▶ Problem to work on: Make an exact copy of the entries below.

(Entries from a dataset)
[Start]

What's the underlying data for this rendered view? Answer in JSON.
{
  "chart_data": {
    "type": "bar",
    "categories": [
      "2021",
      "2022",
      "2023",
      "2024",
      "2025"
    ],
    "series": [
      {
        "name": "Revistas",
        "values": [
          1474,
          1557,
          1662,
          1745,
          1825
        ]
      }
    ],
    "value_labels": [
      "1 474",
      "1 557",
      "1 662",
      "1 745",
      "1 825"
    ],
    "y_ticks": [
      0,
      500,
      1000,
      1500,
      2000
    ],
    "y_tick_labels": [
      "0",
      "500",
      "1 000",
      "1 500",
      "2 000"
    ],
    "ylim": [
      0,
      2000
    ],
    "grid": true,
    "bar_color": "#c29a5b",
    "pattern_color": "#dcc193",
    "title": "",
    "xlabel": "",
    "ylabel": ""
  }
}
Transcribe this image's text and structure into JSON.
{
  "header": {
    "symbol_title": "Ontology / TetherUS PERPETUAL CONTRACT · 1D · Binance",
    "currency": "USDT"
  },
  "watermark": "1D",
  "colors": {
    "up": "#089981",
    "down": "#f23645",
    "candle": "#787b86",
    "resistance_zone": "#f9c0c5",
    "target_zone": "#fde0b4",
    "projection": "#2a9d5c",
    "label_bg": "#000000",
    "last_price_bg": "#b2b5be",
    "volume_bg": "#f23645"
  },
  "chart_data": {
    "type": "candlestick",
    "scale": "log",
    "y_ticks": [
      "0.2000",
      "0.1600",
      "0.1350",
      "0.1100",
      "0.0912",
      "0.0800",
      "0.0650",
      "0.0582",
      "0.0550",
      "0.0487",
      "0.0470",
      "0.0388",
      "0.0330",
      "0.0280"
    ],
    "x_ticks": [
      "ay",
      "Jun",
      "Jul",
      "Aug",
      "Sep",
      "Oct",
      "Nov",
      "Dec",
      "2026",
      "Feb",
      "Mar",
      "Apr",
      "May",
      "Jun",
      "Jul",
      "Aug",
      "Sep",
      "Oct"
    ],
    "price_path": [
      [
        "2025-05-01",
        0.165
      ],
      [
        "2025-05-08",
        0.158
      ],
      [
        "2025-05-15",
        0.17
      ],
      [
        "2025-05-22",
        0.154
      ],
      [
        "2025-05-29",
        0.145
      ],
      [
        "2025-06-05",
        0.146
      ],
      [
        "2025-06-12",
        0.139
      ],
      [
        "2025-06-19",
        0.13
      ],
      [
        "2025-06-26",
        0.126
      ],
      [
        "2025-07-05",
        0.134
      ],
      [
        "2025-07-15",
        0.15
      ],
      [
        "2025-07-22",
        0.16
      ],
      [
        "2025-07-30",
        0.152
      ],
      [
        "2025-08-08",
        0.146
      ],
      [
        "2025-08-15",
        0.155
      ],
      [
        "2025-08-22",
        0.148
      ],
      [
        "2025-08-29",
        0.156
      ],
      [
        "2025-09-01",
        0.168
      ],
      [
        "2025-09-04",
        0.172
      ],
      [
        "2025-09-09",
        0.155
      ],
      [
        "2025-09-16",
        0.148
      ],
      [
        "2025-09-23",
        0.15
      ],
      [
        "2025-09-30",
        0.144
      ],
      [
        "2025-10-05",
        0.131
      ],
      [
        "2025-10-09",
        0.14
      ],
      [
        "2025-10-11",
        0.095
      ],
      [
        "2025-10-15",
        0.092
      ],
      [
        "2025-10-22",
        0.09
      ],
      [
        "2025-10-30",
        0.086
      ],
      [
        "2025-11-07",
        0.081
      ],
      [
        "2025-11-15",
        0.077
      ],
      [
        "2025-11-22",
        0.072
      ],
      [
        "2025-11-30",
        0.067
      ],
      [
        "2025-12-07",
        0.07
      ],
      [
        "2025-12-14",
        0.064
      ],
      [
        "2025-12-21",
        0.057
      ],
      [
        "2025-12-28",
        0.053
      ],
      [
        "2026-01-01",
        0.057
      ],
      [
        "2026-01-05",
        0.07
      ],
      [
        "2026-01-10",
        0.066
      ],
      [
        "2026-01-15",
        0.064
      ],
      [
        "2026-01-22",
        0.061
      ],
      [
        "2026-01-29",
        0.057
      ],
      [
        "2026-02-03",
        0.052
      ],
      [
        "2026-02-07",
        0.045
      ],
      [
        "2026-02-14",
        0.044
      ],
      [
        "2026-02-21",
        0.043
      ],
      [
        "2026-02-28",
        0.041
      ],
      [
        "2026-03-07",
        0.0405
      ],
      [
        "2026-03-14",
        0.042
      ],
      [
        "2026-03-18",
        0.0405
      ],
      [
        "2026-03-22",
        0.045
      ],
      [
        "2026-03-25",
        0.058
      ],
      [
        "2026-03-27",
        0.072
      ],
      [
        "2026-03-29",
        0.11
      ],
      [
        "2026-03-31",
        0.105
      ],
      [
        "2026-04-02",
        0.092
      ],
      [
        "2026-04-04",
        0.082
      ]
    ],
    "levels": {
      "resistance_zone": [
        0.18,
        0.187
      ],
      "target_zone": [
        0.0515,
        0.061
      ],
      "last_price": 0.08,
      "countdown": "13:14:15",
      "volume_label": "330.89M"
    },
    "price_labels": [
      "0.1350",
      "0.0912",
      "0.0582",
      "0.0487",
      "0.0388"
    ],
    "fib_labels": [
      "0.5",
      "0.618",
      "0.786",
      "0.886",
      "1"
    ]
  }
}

[End]

▶ Solution for this task:
What's the underlying data for this rendered view? Answer in JSON.
{
  "chart_data": {
    "type": "bar",
    "categories": [
      "2021",
      "2022",
      "2023",
      "2024",
      "2025"
    ],
    "series": [
      {
        "name": "Revistas",
        "values": [
          1474,
          1557,
          1662,
          1745,
          1825
        ]
      }
    ],
    "value_labels": [
      "1 474",
      "1 557",
      "1 662",
      "1 745",
      "1 825"
    ],
    "y_ticks": [
      0,
      500,
      1000,
      1500,
      2000
    ],
    "y_tick_labels": [
      "0",
      "500",
      "1 000",
      "1 500",
      "2 000"
    ],
    "ylim": [
      0,
      2000
    ],
    "grid": true,
    "bar_color": "#c29a5b",
    "pattern_color": "#dcc193",
    "title": "",
    "xlabel": "",
    "ylabel": ""
  }
}
Transcribe this image's text and structure into JSON.
{
  "header": {
    "symbol_title": "Ontology / TetherUS PERPETUAL CONTRACT · 1D · Binance",
    "currency": "USDT"
  },
  "watermark": "1D",
  "colors": {
    "up": "#089981",
    "down": "#f23645",
    "candle": "#787b86",
    "resistance_zone": "#f9c0c5",
    "target_zone": "#fde0b4",
    "projection": "#2a9d5c",
    "label_bg": "#000000",
    "last_price_bg": "#b2b5be",
    "volume_bg": "#f23645"
  },
  "chart_data": {
    "type": "candlestick",
    "scale": "log",
    "y_ticks": [
      "0.2000",
      "0.1600",
      "0.1350",
      "0.1100",
      "0.0912",
      "0.0800",
      "0.0650",
      "0.0582",
      "0.0550",
      "0.0487",
      "0.0470",
      "0.0388",
      "0.0330",
      "0.0280"
    ],
    "x_ticks": [
      "ay",
      "Jun",
      "Jul",
      "Aug",
      "Sep",
      "Oct",
      "Nov",
      "Dec",
      "2026",
      "Feb",
      "Mar",
      "Apr",
      "May",
      "Jun",
      "Jul",
      "Aug",
      "Sep",
      "Oct"
    ],
    "price_path": [
      [
        "2025-05-01",
        0.165
      ],
      [
        "2025-05-08",
        0.158
      ],
      [
        "2025-05-15",
        0.17
      ],
      [
        "2025-05-22",
        0.154
      ],
      [
        "2025-05-29",
        0.145
      ],
      [
        "2025-06-05",
        0.146
      ],
      [
        "2025-06-12",
        0.139
      ],
      [
        "2025-06-19",
        0.13
      ],
      [
        "2025-06-26",
        0.126
      ],
      [
        "2025-07-05",
        0.134
      ],
      [
        "2025-07-15",
        0.15
      ],
      [
        "2025-07-22",
        0.16
      ],
      [
        "2025-07-30",
        0.152
      ],
      [
        "2025-08-08",
        0.146
      ],
      [
        "2025-08-15",
        0.155
      ],
      [
        "2025-08-22",
        0.148
      ],
      [
        "2025-08-29",
        0.156
      ],
      [
        "2025-09-01",
        0.168
      ],
      [
        "2025-09-04",
        0.172
      ],
      [
        "2025-09-09",
        0.155
      ],
      [
        "2025-09-16",
        0.148
      ],
      [
        "2025-09-23",
        0.15
      ],
      [
        "2025-09-30",
        0.144
      ],
      [
        "2025-10-05",
        0.131
      ],
      [
        "2025-10-09",
        0.14
      ],
      [
        "2025-10-11",
        0.095
      ],
      [
        "2025-10-15",
        0.092
      ],
      [
        "2025-10-22",
        0.09
      ],
      [
        "2025-10-30",
        0.086
      ],
      [
        "2025-11-07",
        0.081
      ],
      [
        "2025-11-15",
        0.077
      ],
      [
        "2025-11-22",
        0.072
      ],
      [
        "2025-11-30",
        0.067
      ],
      [
        "2025-12-07",
        0.07
      ],
      [
        "2025-12-14",
        0.064
      ],
      [
        "2025-12-21",
        0.057
      ],
      [
        "2025-12-28",
        0.053
      ],
      [
        "2026-01-01",
        0.057
      ],
      [
        "2026-01-05",
        0.07
      ],
      [
        "2026-01-10",
        0.066
      ],
      [
        "2026-01-15",
        0.064
      ],
      [
        "2026-01-22",
        0.061
      ],
      [
        "2026-01-29",
        0.057
      ],
      [
        "2026-02-03",
        0.052
      ],
      [
        "2026-02-07",
        0.045
      ],
      [
        "2026-02-14",
        0.044
      ],
      [
        "2026-02-21",
        0.043
      ],
      [
        "2026-02-28",
        0.041
      ],
      [
        "2026-03-07",
        0.0405
      ],
      [
        "2026-03-14",
        0.042
      ],
      [
        "2026-03-18",
        0.0405
      ],
      [
        "2026-03-22",
        0.045
      ],
      [
        "2026-03-25",
        0.058
      ],
      [
        "2026-03-27",
        0.072
      ],
      [
        "2026-03-29",
        0.11
      ],
      [
        "2026-03-31",
        0.105
      ],
      [
        "2026-04-02",
        0.092
      ],
      [
        "2026-04-04",
        0.082
      ]
    ],
    "levels": {
      "resistance_zone": [
        0.18,
        0.187
      ],
      "target_zone": [
        0.0515,
        0.061
      ],
      "last_price": 0.08,
      "countdown": "13:14:15",
      "volume_label": "330.89M"
    },
    "price_labels": [
      "0.1350",
      "0.0912",
      "0.0582",
      "0.0487",
      "0.0388"
    ],
    "fib_labels": [
      "0.5",
      "0.618",
      "0.786",
      "0.886",
      "1"
    ]
  }
}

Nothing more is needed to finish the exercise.